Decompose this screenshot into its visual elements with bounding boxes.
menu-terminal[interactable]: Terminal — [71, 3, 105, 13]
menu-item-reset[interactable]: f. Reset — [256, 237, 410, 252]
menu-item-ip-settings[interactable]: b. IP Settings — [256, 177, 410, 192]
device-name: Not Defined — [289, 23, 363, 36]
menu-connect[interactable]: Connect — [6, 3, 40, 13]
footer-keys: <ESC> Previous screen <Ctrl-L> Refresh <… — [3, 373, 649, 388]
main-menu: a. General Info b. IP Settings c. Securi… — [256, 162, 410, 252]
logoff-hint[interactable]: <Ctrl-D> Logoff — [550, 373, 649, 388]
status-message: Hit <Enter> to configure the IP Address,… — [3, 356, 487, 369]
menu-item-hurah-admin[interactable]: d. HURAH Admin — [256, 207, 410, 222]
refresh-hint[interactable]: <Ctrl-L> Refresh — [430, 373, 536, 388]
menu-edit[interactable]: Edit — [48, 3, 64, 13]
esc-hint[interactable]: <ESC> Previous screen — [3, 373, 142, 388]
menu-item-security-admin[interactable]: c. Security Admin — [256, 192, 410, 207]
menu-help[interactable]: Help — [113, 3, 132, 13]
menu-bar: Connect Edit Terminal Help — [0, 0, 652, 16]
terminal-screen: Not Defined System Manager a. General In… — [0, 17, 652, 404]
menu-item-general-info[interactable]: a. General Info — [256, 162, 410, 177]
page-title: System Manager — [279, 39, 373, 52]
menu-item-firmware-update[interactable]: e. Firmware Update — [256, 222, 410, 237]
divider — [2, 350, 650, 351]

**JOB**:
Write out every line of the records above without changing anything.

**WRITTEN REPLY**:
Decompose this screenshot into its visual elements with bounding boxes.
menu-terminal[interactable]: Terminal — [71, 3, 105, 13]
menu-item-reset[interactable]: f. Reset — [256, 237, 410, 252]
menu-item-ip-settings[interactable]: b. IP Settings — [256, 177, 410, 192]
device-name: Not Defined — [289, 23, 363, 36]
menu-connect[interactable]: Connect — [6, 3, 40, 13]
footer-keys: <ESC> Previous screen <Ctrl-L> Refresh <… — [3, 373, 649, 388]
main-menu: a. General Info b. IP Settings c. Securi… — [256, 162, 410, 252]
logoff-hint[interactable]: <Ctrl-D> Logoff — [550, 373, 649, 388]
status-message: Hit <Enter> to configure the IP Address,… — [3, 356, 487, 369]
menu-item-hurah-admin[interactable]: d. HURAH Admin — [256, 207, 410, 222]
refresh-hint[interactable]: <Ctrl-L> Refresh — [430, 373, 536, 388]
menu-edit[interactable]: Edit — [48, 3, 64, 13]
esc-hint[interactable]: <ESC> Previous screen — [3, 373, 142, 388]
menu-item-security-admin[interactable]: c. Security Admin — [256, 192, 410, 207]
menu-help[interactable]: Help — [113, 3, 132, 13]
menu-bar: Connect Edit Terminal Help — [0, 0, 652, 16]
terminal-screen: Not Defined System Manager a. General In… — [0, 17, 652, 404]
menu-item-general-info[interactable]: a. General Info — [256, 162, 410, 177]
page-title: System Manager — [279, 39, 373, 52]
menu-item-firmware-update[interactable]: e. Firmware Update — [256, 222, 410, 237]
divider — [2, 350, 650, 351]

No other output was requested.